— Start DATA EXCERPTS —

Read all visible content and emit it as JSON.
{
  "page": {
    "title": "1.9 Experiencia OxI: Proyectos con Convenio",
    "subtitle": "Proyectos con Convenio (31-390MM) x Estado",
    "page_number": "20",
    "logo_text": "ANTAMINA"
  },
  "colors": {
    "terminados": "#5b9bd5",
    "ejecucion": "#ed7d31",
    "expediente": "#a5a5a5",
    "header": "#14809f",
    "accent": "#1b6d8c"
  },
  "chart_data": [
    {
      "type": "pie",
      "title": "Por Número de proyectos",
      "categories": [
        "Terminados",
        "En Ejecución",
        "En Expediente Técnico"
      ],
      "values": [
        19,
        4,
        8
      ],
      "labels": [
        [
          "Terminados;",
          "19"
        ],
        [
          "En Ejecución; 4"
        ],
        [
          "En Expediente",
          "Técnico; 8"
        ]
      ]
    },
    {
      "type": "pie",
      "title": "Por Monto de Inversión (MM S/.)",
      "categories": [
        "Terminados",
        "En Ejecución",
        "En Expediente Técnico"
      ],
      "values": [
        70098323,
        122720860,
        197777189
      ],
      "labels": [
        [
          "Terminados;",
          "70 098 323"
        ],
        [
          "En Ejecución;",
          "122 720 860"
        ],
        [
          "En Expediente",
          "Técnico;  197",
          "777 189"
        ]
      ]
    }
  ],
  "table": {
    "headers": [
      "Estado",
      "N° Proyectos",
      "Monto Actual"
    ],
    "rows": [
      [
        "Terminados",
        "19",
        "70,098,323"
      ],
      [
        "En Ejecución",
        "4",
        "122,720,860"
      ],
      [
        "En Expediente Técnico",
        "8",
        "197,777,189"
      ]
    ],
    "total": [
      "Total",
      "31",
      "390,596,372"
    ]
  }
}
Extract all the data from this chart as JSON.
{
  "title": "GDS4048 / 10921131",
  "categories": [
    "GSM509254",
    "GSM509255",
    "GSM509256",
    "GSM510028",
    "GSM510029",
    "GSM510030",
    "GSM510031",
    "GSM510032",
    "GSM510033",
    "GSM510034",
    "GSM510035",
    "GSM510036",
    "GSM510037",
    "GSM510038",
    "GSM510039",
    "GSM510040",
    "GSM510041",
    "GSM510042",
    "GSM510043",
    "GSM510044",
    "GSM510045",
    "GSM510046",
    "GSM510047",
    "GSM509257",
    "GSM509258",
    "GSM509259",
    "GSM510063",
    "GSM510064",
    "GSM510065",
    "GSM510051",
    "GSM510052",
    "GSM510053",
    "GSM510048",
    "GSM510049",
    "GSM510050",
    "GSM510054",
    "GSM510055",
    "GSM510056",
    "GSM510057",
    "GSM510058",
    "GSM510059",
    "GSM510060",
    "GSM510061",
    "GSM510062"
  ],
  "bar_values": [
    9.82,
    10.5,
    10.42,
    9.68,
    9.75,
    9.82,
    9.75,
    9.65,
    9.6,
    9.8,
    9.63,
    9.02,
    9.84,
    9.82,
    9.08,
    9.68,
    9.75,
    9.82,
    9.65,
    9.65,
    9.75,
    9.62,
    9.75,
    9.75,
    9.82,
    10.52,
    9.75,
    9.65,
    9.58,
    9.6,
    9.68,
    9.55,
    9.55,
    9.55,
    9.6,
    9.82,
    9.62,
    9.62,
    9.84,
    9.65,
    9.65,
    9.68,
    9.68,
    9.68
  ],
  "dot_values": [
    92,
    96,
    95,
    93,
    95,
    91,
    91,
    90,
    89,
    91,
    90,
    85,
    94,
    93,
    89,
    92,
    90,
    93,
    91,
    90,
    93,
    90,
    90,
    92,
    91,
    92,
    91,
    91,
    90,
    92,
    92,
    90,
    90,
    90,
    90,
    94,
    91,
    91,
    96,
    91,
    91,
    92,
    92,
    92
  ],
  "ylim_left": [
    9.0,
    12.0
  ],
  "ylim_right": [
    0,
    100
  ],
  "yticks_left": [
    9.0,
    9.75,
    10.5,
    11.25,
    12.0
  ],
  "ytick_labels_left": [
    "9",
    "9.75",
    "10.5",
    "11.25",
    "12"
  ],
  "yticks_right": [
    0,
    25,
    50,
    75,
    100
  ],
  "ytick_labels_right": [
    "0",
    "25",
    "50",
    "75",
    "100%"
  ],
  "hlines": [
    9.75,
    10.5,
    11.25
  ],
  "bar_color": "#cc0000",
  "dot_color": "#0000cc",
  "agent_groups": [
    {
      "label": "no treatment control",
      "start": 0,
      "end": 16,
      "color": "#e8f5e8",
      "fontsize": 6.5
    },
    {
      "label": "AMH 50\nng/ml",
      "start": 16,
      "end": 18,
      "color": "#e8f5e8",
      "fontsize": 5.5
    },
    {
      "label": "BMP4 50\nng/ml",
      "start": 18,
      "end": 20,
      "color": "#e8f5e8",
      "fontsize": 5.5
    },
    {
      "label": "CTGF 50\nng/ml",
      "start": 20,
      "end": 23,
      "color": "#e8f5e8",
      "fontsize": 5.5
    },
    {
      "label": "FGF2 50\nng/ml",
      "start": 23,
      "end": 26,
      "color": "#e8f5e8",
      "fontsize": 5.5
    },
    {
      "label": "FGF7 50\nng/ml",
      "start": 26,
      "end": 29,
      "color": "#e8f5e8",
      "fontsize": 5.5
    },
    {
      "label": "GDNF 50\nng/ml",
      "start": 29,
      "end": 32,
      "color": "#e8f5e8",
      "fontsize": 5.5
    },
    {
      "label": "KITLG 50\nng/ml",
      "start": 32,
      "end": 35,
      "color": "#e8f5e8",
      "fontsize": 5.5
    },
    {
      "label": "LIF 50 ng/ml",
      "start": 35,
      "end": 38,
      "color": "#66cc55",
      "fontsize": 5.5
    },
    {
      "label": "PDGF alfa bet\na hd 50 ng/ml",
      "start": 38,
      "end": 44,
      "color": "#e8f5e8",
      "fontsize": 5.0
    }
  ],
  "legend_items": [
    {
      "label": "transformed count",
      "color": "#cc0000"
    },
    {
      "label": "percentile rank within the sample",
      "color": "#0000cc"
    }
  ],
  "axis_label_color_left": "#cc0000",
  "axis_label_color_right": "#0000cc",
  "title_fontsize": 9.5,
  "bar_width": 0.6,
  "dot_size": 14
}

— End DATA EXCERPTS —

Pull out all lines from the entries above in which the word "Monto" appears.

FINISHED ANSWER:
      "title": "Por Monto de Inversión (MM S/.)",
      "Monto Actual"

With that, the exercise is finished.